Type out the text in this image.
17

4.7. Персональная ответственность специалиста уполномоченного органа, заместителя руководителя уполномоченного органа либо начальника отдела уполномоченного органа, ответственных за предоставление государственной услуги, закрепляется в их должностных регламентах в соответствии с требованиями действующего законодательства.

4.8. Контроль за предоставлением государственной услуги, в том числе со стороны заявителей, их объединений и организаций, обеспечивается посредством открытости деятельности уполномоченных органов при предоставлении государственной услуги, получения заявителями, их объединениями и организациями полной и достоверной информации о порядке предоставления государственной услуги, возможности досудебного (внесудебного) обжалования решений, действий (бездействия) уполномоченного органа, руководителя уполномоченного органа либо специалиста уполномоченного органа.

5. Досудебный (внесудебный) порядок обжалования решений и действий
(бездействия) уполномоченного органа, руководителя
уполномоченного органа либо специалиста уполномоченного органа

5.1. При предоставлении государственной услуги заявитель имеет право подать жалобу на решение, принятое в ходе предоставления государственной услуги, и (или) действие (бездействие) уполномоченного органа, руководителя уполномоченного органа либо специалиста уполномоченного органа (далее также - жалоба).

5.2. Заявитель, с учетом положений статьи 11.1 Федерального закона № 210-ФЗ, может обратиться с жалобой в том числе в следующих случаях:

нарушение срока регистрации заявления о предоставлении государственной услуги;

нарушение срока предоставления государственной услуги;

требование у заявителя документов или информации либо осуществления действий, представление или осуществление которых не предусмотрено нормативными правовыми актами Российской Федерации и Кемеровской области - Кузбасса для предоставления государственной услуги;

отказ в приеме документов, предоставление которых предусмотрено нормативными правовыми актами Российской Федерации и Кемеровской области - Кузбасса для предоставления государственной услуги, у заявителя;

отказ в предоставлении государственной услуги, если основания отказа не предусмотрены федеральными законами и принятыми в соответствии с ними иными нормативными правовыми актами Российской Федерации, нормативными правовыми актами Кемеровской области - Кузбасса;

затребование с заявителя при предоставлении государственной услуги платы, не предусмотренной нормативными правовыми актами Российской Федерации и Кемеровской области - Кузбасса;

==

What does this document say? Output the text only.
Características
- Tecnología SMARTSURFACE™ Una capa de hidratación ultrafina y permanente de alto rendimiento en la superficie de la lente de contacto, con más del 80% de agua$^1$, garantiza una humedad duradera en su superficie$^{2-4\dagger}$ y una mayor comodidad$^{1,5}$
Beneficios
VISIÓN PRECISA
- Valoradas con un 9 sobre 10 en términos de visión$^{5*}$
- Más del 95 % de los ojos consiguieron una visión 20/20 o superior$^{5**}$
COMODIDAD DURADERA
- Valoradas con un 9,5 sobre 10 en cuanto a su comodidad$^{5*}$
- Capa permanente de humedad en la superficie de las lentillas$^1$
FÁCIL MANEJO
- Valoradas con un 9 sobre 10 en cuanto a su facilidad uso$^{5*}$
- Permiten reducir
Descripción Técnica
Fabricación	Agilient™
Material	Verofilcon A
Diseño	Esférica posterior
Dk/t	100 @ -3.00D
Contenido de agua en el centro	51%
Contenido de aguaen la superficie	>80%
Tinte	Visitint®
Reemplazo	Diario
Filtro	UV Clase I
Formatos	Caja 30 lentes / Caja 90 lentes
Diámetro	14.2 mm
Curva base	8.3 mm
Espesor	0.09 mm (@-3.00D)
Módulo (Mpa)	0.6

==

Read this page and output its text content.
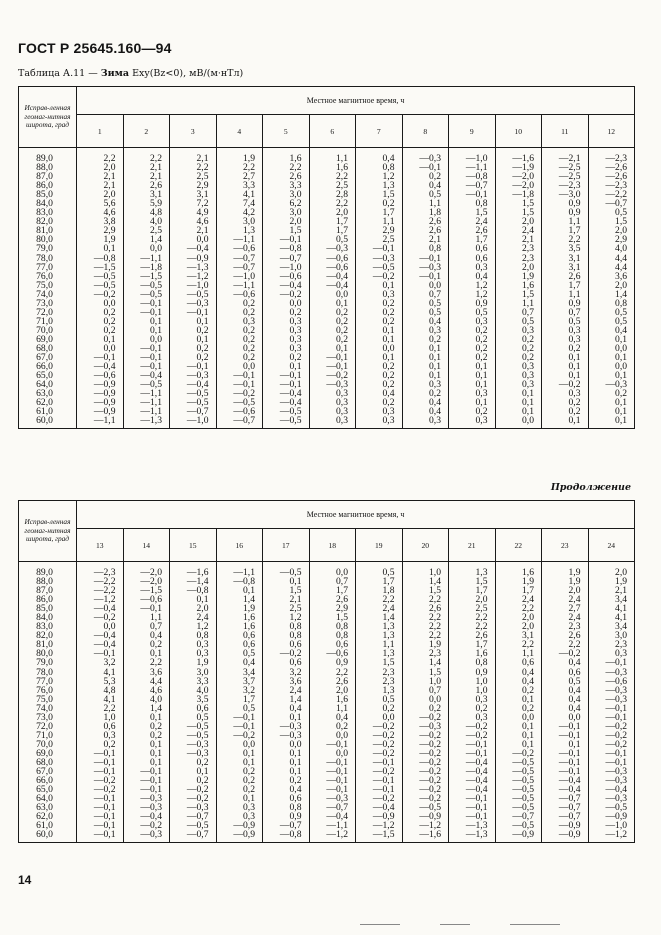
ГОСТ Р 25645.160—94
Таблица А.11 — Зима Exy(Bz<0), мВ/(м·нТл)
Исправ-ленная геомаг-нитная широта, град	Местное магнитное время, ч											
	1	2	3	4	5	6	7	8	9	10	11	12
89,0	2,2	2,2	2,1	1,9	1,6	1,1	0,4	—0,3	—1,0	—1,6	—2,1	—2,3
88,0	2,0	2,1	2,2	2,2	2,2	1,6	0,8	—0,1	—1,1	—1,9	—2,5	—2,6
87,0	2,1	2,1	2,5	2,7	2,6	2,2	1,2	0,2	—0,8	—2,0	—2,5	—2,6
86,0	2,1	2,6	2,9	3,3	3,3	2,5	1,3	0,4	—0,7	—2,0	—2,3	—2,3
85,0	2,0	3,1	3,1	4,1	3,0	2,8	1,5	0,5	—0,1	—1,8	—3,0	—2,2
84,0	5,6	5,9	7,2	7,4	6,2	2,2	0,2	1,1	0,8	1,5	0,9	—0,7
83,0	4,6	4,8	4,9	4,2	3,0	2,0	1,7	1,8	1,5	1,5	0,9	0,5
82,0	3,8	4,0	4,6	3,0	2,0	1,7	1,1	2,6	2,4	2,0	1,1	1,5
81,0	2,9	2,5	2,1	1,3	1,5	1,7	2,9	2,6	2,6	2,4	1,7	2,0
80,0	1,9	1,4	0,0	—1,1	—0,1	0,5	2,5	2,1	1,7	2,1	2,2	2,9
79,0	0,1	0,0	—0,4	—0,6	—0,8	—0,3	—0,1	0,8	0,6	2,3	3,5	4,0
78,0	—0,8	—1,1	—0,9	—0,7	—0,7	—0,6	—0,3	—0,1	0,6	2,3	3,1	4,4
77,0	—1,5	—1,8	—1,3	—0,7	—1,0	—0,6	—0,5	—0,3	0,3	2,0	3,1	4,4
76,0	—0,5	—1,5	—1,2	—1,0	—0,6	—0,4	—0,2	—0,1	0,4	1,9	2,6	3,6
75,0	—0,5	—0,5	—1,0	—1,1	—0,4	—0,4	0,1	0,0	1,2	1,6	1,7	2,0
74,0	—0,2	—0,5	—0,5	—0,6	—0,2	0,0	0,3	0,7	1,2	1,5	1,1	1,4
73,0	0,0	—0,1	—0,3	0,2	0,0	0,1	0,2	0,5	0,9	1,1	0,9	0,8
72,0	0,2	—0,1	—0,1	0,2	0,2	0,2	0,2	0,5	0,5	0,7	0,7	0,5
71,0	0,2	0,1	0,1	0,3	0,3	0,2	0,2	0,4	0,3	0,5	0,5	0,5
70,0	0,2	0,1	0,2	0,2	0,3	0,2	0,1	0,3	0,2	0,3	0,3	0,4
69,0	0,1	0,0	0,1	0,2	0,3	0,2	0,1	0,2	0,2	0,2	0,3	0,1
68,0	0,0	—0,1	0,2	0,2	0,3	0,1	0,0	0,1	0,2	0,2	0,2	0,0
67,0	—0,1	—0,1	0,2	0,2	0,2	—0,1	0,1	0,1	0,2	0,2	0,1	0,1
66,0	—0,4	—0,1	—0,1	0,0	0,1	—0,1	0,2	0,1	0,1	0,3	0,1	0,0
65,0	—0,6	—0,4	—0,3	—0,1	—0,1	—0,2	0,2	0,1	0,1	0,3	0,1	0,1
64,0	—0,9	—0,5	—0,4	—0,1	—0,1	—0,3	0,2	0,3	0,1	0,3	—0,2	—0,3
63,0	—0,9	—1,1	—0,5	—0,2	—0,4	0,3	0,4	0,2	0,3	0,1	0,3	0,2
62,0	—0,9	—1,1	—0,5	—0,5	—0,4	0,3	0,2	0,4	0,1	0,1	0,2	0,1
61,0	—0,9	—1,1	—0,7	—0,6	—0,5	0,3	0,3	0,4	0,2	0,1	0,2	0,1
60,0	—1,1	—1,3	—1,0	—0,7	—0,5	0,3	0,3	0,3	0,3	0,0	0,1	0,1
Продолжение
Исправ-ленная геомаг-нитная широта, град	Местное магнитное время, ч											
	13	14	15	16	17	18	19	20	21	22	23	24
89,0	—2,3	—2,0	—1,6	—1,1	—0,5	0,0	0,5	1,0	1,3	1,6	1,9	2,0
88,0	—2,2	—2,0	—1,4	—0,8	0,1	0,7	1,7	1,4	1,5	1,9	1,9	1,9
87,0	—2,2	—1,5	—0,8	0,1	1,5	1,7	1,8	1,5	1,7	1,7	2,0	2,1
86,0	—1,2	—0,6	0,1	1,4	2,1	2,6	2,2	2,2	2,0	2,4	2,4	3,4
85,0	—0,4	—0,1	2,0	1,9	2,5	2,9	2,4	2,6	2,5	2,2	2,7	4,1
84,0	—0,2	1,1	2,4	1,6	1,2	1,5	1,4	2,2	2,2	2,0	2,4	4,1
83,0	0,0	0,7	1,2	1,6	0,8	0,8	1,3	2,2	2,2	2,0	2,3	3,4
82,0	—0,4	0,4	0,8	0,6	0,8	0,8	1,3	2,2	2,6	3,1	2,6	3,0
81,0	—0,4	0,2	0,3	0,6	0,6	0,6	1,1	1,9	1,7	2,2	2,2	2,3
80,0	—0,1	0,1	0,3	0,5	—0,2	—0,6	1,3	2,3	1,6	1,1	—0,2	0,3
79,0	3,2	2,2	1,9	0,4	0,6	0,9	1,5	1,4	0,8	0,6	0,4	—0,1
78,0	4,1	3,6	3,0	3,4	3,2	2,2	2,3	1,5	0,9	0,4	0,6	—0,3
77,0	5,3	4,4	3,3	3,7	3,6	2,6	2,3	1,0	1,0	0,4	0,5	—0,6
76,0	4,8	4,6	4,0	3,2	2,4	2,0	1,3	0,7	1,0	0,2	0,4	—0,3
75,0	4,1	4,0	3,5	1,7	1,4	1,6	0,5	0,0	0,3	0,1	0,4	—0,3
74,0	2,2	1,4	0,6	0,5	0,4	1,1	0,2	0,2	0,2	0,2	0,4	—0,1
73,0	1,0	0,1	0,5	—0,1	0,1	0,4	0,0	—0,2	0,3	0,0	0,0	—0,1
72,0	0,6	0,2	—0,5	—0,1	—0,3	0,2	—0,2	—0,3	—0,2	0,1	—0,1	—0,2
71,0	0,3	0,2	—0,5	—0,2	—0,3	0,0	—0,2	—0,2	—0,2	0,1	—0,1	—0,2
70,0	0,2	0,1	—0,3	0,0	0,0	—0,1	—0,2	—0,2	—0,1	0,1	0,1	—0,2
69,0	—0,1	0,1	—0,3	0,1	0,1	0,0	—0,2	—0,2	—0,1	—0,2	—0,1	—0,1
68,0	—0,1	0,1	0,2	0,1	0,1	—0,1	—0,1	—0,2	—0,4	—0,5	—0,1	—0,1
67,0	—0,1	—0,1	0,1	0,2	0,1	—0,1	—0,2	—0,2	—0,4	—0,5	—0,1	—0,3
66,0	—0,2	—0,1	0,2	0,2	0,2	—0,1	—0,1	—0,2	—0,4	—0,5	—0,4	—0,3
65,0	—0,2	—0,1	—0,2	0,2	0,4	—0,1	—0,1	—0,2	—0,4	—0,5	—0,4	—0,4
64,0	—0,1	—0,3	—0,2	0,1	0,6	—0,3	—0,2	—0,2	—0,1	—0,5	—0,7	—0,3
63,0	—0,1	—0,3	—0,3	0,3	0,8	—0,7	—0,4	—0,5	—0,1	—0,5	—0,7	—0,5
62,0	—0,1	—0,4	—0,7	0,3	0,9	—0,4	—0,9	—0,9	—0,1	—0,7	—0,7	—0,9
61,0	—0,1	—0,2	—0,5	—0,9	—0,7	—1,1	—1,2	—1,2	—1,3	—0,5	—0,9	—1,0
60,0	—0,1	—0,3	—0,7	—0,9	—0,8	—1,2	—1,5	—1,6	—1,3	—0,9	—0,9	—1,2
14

### Direction
Look through the records and gather every line containing "срока".

### Result for this exercise
нарушение срока регистрации заявления о предоставлении государственной услуги;
нарушение срока предоставления государственной услуги;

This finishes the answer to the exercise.